* Start MATERIAL FOR THIS EXERCISE *

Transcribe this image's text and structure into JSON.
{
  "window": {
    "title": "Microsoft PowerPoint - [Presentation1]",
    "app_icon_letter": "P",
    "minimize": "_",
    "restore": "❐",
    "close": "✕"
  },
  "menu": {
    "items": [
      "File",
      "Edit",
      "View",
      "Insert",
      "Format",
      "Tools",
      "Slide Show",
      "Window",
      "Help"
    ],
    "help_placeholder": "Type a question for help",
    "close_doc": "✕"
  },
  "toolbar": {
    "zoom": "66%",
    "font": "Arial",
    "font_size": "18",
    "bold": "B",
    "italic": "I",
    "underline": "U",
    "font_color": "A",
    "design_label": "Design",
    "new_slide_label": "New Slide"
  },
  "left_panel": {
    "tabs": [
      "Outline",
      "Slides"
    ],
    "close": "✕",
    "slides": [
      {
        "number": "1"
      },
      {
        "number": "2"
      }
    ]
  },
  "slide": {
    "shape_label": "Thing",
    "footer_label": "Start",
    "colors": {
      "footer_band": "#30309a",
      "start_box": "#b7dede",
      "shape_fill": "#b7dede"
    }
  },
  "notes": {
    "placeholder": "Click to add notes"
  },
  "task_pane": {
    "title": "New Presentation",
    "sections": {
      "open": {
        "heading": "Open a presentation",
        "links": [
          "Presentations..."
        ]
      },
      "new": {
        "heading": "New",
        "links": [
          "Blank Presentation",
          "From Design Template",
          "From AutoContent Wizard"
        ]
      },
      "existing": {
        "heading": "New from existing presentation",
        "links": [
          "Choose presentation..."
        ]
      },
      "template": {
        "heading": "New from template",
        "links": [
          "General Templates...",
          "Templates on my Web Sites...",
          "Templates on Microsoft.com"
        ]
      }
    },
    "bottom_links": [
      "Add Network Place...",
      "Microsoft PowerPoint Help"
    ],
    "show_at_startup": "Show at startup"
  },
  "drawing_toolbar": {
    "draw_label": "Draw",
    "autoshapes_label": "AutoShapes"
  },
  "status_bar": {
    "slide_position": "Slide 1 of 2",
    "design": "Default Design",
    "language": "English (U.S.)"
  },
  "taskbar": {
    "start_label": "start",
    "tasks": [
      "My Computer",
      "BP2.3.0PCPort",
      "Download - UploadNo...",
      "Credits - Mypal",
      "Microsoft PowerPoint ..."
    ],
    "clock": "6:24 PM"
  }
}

* End MATERIAL FOR THIS EXERCISE *

TASK: Write out the entire listing exactly.

EXERCISE RESULT:
Transcribe this image's text and structure into JSON.
{
  "window": {
    "title": "Microsoft PowerPoint - [Presentation1]",
    "app_icon_letter": "P",
    "minimize": "_",
    "restore": "❐",
    "close": "✕"
  },
  "menu": {
    "items": [
      "File",
      "Edit",
      "View",
      "Insert",
      "Format",
      "Tools",
      "Slide Show",
      "Window",
      "Help"
    ],
    "help_placeholder": "Type a question for help",
    "close_doc": "✕"
  },
  "toolbar": {
    "zoom": "66%",
    "font": "Arial",
    "font_size": "18",
    "bold": "B",
    "italic": "I",
    "underline": "U",
    "font_color": "A",
    "design_label": "Design",
    "new_slide_label": "New Slide"
  },
  "left_panel": {
    "tabs": [
      "Outline",
      "Slides"
    ],
    "close": "✕",
    "slides": [
      {
        "number": "1"
      },
      {
        "number": "2"
      }
    ]
  },
  "slide": {
    "shape_label": "Thing",
    "footer_label": "Start",
    "colors": {
      "footer_band": "#30309a",
      "start_box": "#b7dede",
      "shape_fill": "#b7dede"
    }
  },
  "notes": {
    "placeholder": "Click to add notes"
  },
  "task_pane": {
    "title": "New Presentation",
    "sections": {
      "open": {
        "heading": "Open a presentation",
        "links": [
          "Presentations..."
        ]
      },
      "new": {
        "heading": "New",
        "links": [
          "Blank Presentation",
          "From Design Template",
          "From AutoContent Wizard"
        ]
      },
      "existing": {
        "heading": "New from existing presentation",
        "links": [
          "Choose presentation..."
        ]
      },
      "template": {
        "heading": "New from template",
        "links": [
          "General Templates...",
          "Templates on my Web Sites...",
          "Templates on Microsoft.com"
        ]
      }
    },
    "bottom_links": [
      "Add Network Place...",
      "Microsoft PowerPoint Help"
    ],
    "show_at_startup": "Show at startup"
  },
  "drawing_toolbar": {
    "draw_label": "Draw",
    "autoshapes_label": "AutoShapes"
  },
  "status_bar": {
    "slide_position": "Slide 1 of 2",
    "design": "Default Design",
    "language": "English (U.S.)"
  },
  "taskbar": {
    "start_label": "start",
    "tasks": [
      "My Computer",
      "BP2.3.0PCPort",
      "Download - UploadNo...",
      "Credits - Mypal",
      "Microsoft PowerPoint ..."
    ],
    "clock": "6:24 PM"
  }
}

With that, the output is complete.